▶ [Aim of the exercise]
Set down every record once more, exactly as given.

[Collected data entries]
......

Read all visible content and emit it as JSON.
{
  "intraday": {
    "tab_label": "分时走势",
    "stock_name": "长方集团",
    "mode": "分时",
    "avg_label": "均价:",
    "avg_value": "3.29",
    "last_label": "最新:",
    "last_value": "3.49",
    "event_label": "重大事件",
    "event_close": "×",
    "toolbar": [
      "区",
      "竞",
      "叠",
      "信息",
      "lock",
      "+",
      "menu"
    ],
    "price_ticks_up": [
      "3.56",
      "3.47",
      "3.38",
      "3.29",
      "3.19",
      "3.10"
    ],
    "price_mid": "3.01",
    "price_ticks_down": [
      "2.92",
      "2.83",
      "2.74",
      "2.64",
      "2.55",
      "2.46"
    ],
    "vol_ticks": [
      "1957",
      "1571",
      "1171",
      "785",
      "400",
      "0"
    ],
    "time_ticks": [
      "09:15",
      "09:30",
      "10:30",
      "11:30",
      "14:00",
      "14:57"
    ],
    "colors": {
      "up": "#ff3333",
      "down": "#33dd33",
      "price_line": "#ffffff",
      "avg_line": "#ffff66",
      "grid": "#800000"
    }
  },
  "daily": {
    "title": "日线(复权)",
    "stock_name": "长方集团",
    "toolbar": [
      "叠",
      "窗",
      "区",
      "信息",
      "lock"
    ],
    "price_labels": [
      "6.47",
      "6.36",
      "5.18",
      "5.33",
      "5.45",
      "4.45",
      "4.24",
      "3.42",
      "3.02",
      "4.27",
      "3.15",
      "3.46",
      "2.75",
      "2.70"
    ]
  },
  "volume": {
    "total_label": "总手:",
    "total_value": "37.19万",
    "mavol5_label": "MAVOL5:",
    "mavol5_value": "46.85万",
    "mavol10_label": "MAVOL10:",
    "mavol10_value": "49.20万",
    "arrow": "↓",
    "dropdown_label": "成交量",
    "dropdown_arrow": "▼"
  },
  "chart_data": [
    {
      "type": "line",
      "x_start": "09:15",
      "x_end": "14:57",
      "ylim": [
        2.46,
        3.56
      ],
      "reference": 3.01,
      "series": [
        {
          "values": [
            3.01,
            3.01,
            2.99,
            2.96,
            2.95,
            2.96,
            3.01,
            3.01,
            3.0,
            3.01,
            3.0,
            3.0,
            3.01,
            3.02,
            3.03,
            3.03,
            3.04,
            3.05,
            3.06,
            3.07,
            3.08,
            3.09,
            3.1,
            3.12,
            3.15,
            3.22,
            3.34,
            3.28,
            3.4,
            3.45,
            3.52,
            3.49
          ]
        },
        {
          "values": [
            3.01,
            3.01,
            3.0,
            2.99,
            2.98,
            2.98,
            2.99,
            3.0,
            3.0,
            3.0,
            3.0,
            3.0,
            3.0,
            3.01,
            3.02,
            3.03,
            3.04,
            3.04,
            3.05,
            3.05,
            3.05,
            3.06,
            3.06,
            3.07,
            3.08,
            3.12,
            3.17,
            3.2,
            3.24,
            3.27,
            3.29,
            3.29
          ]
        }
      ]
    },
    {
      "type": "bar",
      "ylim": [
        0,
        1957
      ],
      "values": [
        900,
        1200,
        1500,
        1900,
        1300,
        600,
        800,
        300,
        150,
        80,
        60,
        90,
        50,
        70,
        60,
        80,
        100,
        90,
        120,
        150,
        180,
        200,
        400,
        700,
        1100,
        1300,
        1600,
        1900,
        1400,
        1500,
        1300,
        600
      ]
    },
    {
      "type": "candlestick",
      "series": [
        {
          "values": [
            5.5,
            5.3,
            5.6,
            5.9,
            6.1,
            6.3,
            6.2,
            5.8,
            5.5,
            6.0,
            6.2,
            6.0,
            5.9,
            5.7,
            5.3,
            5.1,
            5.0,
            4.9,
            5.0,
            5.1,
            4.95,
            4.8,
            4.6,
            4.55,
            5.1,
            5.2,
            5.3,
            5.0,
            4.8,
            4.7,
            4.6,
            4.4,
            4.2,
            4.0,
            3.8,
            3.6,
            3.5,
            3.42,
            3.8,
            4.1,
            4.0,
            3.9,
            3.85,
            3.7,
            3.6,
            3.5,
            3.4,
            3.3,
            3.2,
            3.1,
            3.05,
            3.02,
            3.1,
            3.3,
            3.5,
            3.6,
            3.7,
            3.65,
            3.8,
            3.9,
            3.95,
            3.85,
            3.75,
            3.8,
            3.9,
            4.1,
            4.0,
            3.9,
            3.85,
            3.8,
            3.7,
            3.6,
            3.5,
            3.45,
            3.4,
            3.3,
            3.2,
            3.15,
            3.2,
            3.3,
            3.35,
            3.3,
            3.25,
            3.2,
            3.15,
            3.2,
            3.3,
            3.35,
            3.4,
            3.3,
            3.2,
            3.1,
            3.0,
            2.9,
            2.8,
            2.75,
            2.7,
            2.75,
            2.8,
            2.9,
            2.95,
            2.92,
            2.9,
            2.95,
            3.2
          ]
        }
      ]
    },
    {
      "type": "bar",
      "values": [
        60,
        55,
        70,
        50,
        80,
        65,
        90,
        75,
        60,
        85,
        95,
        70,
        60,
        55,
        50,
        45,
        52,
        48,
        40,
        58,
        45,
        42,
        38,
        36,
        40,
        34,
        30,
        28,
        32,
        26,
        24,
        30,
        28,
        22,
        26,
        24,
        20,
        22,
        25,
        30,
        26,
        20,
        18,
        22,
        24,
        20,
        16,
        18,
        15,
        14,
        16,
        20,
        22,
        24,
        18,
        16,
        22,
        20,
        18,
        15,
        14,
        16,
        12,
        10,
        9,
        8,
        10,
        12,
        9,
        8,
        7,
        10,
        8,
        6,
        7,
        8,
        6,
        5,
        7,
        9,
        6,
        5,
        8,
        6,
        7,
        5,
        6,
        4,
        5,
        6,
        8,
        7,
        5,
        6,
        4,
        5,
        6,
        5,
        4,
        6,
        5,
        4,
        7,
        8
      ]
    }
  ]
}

......

▶ [Task output]
Read all visible content and emit it as JSON.
{
  "intraday": {
    "tab_label": "分时走势",
    "stock_name": "长方集团",
    "mode": "分时",
    "avg_label": "均价:",
    "avg_value": "3.29",
    "last_label": "最新:",
    "last_value": "3.49",
    "event_label": "重大事件",
    "event_close": "×",
    "toolbar": [
      "区",
      "竞",
      "叠",
      "信息",
      "lock",
      "+",
      "menu"
    ],
    "price_ticks_up": [
      "3.56",
      "3.47",
      "3.38",
      "3.29",
      "3.19",
      "3.10"
    ],
    "price_mid": "3.01",
    "price_ticks_down": [
      "2.92",
      "2.83",
      "2.74",
      "2.64",
      "2.55",
      "2.46"
    ],
    "vol_ticks": [
      "1957",
      "1571",
      "1171",
      "785",
      "400",
      "0"
    ],
    "time_ticks": [
      "09:15",
      "09:30",
      "10:30",
      "11:30",
      "14:00",
      "14:57"
    ],
    "colors": {
      "up": "#ff3333",
      "down": "#33dd33",
      "price_line": "#ffffff",
      "avg_line": "#ffff66",
      "grid": "#800000"
    }
  },
  "daily": {
    "title": "日线(复权)",
    "stock_name": "长方集团",
    "toolbar": [
      "叠",
      "窗",
      "区",
      "信息",
      "lock"
    ],
    "price_labels": [
      "6.47",
      "6.36",
      "5.18",
      "5.33",
      "5.45",
      "4.45",
      "4.24",
      "3.42",
      "3.02",
      "4.27",
      "3.15",
      "3.46",
      "2.75",
      "2.70"
    ]
  },
  "volume": {
    "total_label": "总手:",
    "total_value": "37.19万",
    "mavol5_label": "MAVOL5:",
    "mavol5_value": "46.85万",
    "mavol10_label": "MAVOL10:",
    "mavol10_value": "49.20万",
    "arrow": "↓",
    "dropdown_label": "成交量",
    "dropdown_arrow": "▼"
  },
  "chart_data": [
    {
      "type": "line",
      "x_start": "09:15",
      "x_end": "14:57",
      "ylim": [
        2.46,
        3.56
      ],
      "reference": 3.01,
      "series": [
        {
          "values": [
            3.01,
            3.01,
            2.99,
            2.96,
            2.95,
            2.96,
            3.01,
            3.01,
            3.0,
            3.01,
            3.0,
            3.0,
            3.01,
            3.02,
            3.03,
            3.03,
            3.04,
            3.05,
            3.06,
            3.07,
            3.08,
            3.09,
            3.1,
            3.12,
            3.15,
            3.22,
            3.34,
            3.28,
            3.4,
            3.45,
            3.52,
            3.49
          ]
        },
        {
          "values": [
            3.01,
            3.01,
            3.0,
            2.99,
            2.98,
            2.98,
            2.99,
            3.0,
            3.0,
            3.0,
            3.0,
            3.0,
            3.0,
            3.01,
            3.02,
            3.03,
            3.04,
            3.04,
            3.05,
            3.05,
            3.05,
            3.06,
            3.06,
            3.07,
            3.08,
            3.12,
            3.17,
            3.2,
            3.24,
            3.27,
            3.29,
            3.29
          ]
        }
      ]
    },
    {
      "type": "bar",
      "ylim": [
        0,
        1957
      ],
      "values": [
        900,
        1200,
        1500,
        1900,
        1300,
        600,
        800,
        300,
        150,
        80,
        60,
        90,
        50,
        70,
        60,
        80,
        100,
        90,
        120,
        150,
        180,
        200,
        400,
        700,
        1100,
        1300,
        1600,
        1900,
        1400,
        1500,
        1300,
        600
      ]
    },
    {
      "type": "candlestick",
      "series": [
        {
          "values": [
            5.5,
            5.3,
            5.6,
            5.9,
            6.1,
            6.3,
            6.2,
            5.8,
            5.5,
            6.0,
            6.2,
            6.0,
            5.9,
            5.7,
            5.3,
            5.1,
            5.0,
            4.9,
            5.0,
            5.1,
            4.95,
            4.8,
            4.6,
            4.55,
            5.1,
            5.2,
            5.3,
            5.0,
            4.8,
            4.7,
            4.6,
            4.4,
            4.2,
            4.0,
            3.8,
            3.6,
            3.5,
            3.42,
            3.8,
            4.1,
            4.0,
            3.9,
            3.85,
            3.7,
            3.6,
            3.5,
            3.4,
            3.3,
            3.2,
            3.1,
            3.05,
            3.02,
            3.1,
            3.3,
            3.5,
            3.6,
            3.7,
            3.65,
            3.8,
            3.9,
            3.95,
            3.85,
            3.75,
            3.8,
            3.9,
            4.1,
            4.0,
            3.9,
            3.85,
            3.8,
            3.7,
            3.6,
            3.5,
            3.45,
            3.4,
            3.3,
            3.2,
            3.15,
            3.2,
            3.3,
            3.35,
            3.3,
            3.25,
            3.2,
            3.15,
            3.2,
            3.3,
            3.35,
            3.4,
            3.3,
            3.2,
            3.1,
            3.0,
            2.9,
            2.8,
            2.75,
            2.7,
            2.75,
            2.8,
            2.9,
            2.95,
            2.92,
            2.9,
            2.95,
            3.2
          ]
        }
      ]
    },
    {
      "type": "bar",
      "values": [
        60,
        55,
        70,
        50,
        80,
        65,
        90,
        75,
        60,
        85,
        95,
        70,
        60,
        55,
        50,
        45,
        52,
        48,
        40,
        58,
        45,
        42,
        38,
        36,
        40,
        34,
        30,
        28,
        32,
        26,
        24,
        30,
        28,
        22,
        26,
        24,
        20,
        22,
        25,
        30,
        26,
        20,
        18,
        22,
        24,
        20,
        16,
        18,
        15,
        14,
        16,
        20,
        22,
        24,
        18,
        16,
        22,
        20,
        18,
        15,
        14,
        16,
        12,
        10,
        9,
        8,
        10,
        12,
        9,
        8,
        7,
        10,
        8,
        6,
        7,
        8,
        6,
        5,
        7,
        9,
        6,
        5,
        8,
        6,
        7,
        5,
        6,
        4,
        5,
        6,
        8,
        7,
        5,
        6,
        4,
        5,
        6,
        5,
        4,
        6,
        5,
        4,
        7,
        8
      ]
    }
  ]
}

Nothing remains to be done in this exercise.